(Saved data entries)
==============================
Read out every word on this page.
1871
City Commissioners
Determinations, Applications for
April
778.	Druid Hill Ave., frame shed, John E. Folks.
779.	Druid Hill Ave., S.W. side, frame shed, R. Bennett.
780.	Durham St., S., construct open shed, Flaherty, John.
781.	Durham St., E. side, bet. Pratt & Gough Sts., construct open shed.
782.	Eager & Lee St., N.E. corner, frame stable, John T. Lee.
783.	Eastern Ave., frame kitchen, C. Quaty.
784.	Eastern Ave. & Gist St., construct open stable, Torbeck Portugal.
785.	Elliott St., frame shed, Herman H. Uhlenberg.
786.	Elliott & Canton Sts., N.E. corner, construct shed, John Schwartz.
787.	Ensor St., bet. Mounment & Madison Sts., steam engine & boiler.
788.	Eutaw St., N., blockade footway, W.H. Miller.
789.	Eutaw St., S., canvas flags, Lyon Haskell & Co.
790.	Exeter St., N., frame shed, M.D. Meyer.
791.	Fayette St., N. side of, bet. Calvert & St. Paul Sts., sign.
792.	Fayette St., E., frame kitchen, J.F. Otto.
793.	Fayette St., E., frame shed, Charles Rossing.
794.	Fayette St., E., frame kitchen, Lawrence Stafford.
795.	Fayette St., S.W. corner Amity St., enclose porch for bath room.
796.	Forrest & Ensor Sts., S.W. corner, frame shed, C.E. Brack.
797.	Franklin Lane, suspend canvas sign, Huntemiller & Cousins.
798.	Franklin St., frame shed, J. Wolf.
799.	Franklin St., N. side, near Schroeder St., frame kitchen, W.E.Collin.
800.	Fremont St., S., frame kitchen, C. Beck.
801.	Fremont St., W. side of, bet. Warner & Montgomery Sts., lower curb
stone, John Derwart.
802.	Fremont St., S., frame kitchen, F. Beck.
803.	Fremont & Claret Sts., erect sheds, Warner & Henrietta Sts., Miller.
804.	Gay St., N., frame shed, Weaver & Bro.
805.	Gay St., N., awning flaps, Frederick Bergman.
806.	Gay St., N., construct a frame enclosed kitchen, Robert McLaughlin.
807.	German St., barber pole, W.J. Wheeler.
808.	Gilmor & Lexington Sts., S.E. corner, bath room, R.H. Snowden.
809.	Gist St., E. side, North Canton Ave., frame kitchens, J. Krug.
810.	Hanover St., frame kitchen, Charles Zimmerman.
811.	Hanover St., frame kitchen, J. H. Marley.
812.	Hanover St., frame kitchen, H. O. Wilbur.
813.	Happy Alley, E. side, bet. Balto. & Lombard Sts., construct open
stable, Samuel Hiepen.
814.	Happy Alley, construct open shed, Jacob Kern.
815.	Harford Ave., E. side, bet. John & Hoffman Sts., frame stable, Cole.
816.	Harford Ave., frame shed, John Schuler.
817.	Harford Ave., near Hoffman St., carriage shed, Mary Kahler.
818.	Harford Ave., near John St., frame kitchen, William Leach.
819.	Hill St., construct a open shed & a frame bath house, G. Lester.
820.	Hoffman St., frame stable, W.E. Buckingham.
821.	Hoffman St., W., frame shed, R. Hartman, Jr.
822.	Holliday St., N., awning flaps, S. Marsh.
==============================
▶ **WHAT IS ASKED**: Reproduce all of the records exactly.

▶ **CORRECT RESULT**:
Read out every word on this page.
1871
City Commissioners
Determinations, Applications for
April
778.	Druid Hill Ave., frame shed, John E. Folks.
779.	Druid Hill Ave., S.W. side, frame shed, R. Bennett.
780.	Durham St., S., construct open shed, Flaherty, John.
781.	Durham St., E. side, bet. Pratt & Gough Sts., construct open shed.
782.	Eager & Lee St., N.E. corner, frame stable, John T. Lee.
783.	Eastern Ave., frame kitchen, C. Quaty.
784.	Eastern Ave. & Gist St., construct open stable, Torbeck Portugal.
785.	Elliott St., frame shed, Herman H. Uhlenberg.
786.	Elliott & Canton Sts., N.E. corner, construct shed, John Schwartz.
787.	Ensor St., bet. Mounment & Madison Sts., steam engine & boiler.
788.	Eutaw St., N., blockade footway, W.H. Miller.
789.	Eutaw St., S., canvas flags, Lyon Haskell & Co.
790.	Exeter St., N., frame shed, M.D. Meyer.
791.	Fayette St., N. side of, bet. Calvert & St. Paul Sts., sign.
792.	Fayette St., E., frame kitchen, J.F. Otto.
793.	Fayette St., E., frame shed, Charles Rossing.
794.	Fayette St., E., frame kitchen, Lawrence Stafford.
795.	Fayette St., S.W. corner Amity St., enclose porch for bath room.
796.	Forrest & Ensor Sts., S.W. corner, frame shed, C.E. Brack.
797.	Franklin Lane, suspend canvas sign, Huntemiller & Cousins.
798.	Franklin St., frame shed, J. Wolf.
799.	Franklin St., N. side, near Schroeder St., frame kitchen, W.E.Collin.
800.	Fremont St., S., frame kitchen, C. Beck.
801.	Fremont St., W. side of, bet. Warner & Montgomery Sts., lower curb
stone, John Derwart.
802.	Fremont St., S., frame kitchen, F. Beck.
803.	Fremont & Claret Sts., erect sheds, Warner & Henrietta Sts., Miller.
804.	Gay St., N., frame shed, Weaver & Bro.
805.	Gay St., N., awning flaps, Frederick Bergman.
806.	Gay St., N., construct a frame enclosed kitchen, Robert McLaughlin.
807.	German St., barber pole, W.J. Wheeler.
808.	Gilmor & Lexington Sts., S.E. corner, bath room, R.H. Snowden.
809.	Gist St., E. side, North Canton Ave., frame kitchens, J. Krug.
810.	Hanover St., frame kitchen, Charles Zimmerman.
811.	Hanover St., frame kitchen, J. H. Marley.
812.	Hanover St., frame kitchen, H. O. Wilbur.
813.	Happy Alley, E. side, bet. Balto. & Lombard Sts., construct open
stable, Samuel Hiepen.
814.	Happy Alley, construct open shed, Jacob Kern.
815.	Harford Ave., E. side, bet. John & Hoffman Sts., frame stable, Cole.
816.	Harford Ave., frame shed, John Schuler.
817.	Harford Ave., near Hoffman St., carriage shed, Mary Kahler.
818.	Harford Ave., near John St., frame kitchen, William Leach.
819.	Hill St., construct a open shed & a frame bath house, G. Lester.
820.	Hoffman St., frame stable, W.E. Buckingham.
821.	Hoffman St., W., frame shed, R. Hartman, Jr.
822.	Holliday St., N., awning flaps, S. Marsh.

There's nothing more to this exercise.